**Work instructions**:
Replace "text-line" with "text-row" in the entries from the very first line through the line containing "text-line: l'étude de la langue". Write those lines out again with everything else left as it is.

**Dataset records**:
==========
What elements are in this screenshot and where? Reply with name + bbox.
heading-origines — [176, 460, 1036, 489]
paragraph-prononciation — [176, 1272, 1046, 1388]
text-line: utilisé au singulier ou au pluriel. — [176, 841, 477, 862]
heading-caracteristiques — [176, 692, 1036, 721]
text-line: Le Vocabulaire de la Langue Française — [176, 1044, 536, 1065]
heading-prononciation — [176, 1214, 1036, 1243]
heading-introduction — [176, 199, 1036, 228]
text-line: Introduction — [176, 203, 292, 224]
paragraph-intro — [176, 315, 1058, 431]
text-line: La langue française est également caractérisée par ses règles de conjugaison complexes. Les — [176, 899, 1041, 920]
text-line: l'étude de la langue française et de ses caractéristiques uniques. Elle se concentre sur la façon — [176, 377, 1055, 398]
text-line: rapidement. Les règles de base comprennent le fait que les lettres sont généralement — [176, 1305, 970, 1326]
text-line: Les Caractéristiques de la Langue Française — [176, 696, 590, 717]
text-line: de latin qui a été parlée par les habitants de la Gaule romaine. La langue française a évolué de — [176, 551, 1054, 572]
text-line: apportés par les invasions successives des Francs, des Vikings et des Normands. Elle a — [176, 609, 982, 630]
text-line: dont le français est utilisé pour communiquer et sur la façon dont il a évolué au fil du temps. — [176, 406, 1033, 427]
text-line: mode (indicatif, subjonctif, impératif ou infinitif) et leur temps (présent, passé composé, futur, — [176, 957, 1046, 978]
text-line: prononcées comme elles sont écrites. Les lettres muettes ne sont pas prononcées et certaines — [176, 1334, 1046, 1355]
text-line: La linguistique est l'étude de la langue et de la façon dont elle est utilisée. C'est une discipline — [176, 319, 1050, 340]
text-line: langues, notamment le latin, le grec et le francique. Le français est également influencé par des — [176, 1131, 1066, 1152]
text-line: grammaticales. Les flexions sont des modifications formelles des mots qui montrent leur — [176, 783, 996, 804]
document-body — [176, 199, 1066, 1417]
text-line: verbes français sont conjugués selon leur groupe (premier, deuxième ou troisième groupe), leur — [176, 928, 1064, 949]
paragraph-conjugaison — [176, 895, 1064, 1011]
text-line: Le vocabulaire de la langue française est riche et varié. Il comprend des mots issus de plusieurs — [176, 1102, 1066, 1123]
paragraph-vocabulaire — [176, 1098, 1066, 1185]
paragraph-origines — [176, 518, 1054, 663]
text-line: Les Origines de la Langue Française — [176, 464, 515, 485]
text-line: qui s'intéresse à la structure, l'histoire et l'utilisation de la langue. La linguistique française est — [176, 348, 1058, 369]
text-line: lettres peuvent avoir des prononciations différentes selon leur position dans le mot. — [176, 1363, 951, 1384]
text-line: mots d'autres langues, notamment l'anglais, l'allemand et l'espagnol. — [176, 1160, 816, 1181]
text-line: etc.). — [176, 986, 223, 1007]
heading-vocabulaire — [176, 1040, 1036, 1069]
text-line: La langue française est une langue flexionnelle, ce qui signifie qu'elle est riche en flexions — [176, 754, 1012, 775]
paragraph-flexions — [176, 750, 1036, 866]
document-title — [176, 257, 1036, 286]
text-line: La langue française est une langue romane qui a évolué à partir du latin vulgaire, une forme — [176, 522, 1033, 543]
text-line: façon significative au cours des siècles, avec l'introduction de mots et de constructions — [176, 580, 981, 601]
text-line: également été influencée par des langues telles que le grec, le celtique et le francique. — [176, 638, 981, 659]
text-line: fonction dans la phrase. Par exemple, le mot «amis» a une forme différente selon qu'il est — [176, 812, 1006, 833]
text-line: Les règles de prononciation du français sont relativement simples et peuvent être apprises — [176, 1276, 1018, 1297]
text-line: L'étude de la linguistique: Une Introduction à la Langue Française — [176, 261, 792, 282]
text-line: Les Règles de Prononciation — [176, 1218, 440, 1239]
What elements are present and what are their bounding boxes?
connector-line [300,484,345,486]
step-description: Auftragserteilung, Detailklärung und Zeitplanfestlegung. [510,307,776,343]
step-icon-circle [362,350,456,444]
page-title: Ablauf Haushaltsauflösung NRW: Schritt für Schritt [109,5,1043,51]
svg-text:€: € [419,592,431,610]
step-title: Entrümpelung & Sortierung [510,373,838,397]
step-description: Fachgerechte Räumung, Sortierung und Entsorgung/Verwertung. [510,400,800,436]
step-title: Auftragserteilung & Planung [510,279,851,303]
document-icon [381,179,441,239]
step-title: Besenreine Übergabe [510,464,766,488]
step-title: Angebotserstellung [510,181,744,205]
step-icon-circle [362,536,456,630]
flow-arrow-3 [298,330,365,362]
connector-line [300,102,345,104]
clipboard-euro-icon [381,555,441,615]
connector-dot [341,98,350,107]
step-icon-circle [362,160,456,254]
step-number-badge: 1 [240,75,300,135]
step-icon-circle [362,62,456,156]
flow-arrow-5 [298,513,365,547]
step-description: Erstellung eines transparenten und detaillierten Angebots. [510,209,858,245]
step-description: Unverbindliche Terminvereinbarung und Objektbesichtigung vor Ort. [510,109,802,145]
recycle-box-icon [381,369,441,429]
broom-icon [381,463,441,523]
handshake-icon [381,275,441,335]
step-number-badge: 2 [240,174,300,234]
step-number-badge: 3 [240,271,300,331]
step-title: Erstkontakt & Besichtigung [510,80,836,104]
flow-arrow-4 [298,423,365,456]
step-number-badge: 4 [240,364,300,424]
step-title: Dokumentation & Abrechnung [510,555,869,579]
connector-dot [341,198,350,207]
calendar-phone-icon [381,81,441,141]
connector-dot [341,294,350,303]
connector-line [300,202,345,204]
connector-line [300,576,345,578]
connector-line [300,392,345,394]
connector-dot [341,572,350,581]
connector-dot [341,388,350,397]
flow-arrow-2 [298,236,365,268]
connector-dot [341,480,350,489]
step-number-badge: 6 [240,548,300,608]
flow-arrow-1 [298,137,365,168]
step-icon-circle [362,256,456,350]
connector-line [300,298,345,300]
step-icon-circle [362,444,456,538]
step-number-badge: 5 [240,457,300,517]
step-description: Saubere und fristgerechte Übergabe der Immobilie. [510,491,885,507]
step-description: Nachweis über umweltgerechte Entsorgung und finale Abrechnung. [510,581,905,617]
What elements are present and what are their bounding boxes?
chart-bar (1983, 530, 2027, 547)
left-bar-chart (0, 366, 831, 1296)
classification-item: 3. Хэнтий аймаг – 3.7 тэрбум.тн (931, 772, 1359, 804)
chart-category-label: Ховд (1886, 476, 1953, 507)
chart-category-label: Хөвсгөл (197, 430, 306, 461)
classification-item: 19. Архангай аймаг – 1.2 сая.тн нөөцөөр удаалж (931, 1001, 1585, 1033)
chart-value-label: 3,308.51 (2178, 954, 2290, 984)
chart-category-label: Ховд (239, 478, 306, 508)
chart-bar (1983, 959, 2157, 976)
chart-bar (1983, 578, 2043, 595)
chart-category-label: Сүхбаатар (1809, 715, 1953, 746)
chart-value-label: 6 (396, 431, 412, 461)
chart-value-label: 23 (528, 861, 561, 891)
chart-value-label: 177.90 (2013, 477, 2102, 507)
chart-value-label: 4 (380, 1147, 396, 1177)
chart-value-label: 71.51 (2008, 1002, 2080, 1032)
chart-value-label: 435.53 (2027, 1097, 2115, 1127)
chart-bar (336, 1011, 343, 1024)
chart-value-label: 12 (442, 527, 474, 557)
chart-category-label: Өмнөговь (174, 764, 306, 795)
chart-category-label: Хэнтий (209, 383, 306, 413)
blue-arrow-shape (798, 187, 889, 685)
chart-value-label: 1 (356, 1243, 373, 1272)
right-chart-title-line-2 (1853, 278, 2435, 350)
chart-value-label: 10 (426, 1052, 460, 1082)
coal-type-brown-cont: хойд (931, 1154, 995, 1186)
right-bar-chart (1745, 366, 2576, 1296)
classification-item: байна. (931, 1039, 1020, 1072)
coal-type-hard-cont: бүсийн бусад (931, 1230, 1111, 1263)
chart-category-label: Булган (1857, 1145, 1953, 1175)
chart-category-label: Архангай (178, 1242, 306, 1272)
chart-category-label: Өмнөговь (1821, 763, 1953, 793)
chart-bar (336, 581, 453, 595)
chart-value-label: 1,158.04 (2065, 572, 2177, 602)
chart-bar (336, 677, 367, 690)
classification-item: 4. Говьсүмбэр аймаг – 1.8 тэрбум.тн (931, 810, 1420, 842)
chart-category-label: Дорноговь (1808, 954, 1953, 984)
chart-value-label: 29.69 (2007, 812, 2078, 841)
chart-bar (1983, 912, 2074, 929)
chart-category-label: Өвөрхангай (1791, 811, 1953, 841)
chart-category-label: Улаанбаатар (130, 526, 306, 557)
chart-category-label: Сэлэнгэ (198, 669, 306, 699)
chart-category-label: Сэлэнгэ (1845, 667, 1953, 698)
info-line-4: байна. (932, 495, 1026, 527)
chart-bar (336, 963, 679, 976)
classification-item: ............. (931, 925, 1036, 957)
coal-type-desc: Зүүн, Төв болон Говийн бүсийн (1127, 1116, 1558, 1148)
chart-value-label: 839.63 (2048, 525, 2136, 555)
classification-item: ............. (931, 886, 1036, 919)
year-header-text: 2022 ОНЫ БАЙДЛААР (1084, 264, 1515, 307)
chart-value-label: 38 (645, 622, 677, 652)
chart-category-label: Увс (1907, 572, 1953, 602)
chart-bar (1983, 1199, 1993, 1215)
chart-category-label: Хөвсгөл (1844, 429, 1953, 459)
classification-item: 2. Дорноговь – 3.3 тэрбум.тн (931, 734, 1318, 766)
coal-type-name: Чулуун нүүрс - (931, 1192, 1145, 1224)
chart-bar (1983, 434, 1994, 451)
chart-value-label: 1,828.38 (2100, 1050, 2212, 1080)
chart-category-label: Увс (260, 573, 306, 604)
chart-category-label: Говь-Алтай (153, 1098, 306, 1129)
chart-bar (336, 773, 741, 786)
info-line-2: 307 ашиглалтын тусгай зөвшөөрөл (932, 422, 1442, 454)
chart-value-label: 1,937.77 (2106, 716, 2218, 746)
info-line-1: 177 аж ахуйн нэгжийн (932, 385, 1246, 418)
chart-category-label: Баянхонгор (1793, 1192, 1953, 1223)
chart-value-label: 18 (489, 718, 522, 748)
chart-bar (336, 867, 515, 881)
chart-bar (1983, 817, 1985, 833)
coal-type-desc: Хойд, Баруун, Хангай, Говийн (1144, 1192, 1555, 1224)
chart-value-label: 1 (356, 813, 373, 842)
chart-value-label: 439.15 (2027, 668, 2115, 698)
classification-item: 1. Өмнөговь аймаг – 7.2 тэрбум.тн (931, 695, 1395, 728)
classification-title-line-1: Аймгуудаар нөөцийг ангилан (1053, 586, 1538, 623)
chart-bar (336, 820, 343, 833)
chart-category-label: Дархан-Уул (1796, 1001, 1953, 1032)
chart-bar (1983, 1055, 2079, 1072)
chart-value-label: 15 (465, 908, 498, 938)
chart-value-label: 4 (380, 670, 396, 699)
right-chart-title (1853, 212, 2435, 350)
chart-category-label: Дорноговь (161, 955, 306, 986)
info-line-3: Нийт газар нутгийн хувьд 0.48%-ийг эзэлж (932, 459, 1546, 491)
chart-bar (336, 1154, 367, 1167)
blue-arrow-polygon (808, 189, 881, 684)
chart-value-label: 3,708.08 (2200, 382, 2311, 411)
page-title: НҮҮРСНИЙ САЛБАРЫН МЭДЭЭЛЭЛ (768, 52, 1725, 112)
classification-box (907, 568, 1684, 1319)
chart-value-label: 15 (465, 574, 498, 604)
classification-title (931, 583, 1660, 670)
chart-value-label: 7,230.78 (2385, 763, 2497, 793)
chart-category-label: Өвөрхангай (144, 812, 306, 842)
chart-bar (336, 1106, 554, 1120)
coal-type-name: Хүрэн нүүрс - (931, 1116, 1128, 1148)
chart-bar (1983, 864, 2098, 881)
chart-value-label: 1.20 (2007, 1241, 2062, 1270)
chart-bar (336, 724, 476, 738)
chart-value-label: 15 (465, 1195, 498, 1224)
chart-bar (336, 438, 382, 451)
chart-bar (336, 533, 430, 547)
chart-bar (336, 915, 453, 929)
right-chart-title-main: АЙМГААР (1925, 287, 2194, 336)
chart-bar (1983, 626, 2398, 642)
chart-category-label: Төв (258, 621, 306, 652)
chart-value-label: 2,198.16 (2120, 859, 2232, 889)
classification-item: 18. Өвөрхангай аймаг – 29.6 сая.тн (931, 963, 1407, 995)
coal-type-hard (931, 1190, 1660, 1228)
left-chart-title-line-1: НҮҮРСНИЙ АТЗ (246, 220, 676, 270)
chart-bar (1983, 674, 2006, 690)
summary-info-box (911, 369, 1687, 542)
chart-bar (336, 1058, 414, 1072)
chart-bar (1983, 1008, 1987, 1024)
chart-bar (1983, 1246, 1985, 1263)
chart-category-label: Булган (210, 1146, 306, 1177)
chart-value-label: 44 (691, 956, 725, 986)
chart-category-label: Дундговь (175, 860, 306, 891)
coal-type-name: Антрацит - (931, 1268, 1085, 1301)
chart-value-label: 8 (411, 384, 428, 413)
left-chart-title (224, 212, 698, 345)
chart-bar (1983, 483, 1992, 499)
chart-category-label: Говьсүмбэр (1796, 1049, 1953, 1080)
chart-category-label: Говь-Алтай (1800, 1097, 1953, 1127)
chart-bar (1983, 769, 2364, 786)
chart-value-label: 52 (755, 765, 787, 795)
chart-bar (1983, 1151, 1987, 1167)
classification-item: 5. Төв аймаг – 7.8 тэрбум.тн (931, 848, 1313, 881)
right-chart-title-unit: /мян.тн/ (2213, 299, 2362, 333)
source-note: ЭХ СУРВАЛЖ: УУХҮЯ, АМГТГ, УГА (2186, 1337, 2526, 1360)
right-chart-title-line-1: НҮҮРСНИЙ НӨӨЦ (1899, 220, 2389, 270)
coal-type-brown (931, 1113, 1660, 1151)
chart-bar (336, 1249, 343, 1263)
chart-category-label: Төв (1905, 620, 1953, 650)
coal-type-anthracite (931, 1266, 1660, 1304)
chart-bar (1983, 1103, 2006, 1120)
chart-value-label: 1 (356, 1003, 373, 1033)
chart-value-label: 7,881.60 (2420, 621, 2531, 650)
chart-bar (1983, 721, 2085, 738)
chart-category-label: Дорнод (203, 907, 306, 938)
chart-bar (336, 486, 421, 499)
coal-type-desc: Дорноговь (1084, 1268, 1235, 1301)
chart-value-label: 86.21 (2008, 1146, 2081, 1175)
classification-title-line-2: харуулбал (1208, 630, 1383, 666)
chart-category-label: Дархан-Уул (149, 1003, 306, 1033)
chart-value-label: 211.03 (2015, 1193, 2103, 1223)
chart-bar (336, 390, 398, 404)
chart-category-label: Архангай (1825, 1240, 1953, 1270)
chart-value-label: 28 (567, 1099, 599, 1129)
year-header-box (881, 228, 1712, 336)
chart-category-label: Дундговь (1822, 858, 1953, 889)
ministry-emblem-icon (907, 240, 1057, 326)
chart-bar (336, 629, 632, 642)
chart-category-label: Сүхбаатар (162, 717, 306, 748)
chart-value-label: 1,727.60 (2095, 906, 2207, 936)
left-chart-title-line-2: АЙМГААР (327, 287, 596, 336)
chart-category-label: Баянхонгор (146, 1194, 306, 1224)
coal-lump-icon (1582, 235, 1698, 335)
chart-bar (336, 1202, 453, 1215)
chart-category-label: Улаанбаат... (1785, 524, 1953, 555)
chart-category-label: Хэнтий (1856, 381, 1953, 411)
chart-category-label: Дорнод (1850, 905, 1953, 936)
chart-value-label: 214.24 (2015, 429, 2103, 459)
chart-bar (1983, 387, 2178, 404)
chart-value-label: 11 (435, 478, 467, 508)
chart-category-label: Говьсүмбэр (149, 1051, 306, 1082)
==========
**Answer to this task**:
What elements are in this screenshot and where? Reply with name + bbox.
heading-origines — [176, 460, 1036, 489]
paragraph-prononciation — [176, 1272, 1046, 1388]
text-row: utilisé au singulier ou au pluriel. — [176, 841, 477, 862]
heading-caracteristiques — [176, 692, 1036, 721]
text-row: Le Vocabulaire de la Langue Française — [176, 1044, 536, 1065]
heading-prononciation — [176, 1214, 1036, 1243]
heading-introduction — [176, 199, 1036, 228]
text-row: Introduction — [176, 203, 292, 224]
paragraph-intro — [176, 315, 1058, 431]
text-row: La langue française est également caractérisée par ses règles de conjugaison complexes. Les — [176, 899, 1041, 920]
text-row: l'étude de la langue française et de ses caractéristiques uniques. Elle se concentre sur la façon — [176, 377, 1055, 398]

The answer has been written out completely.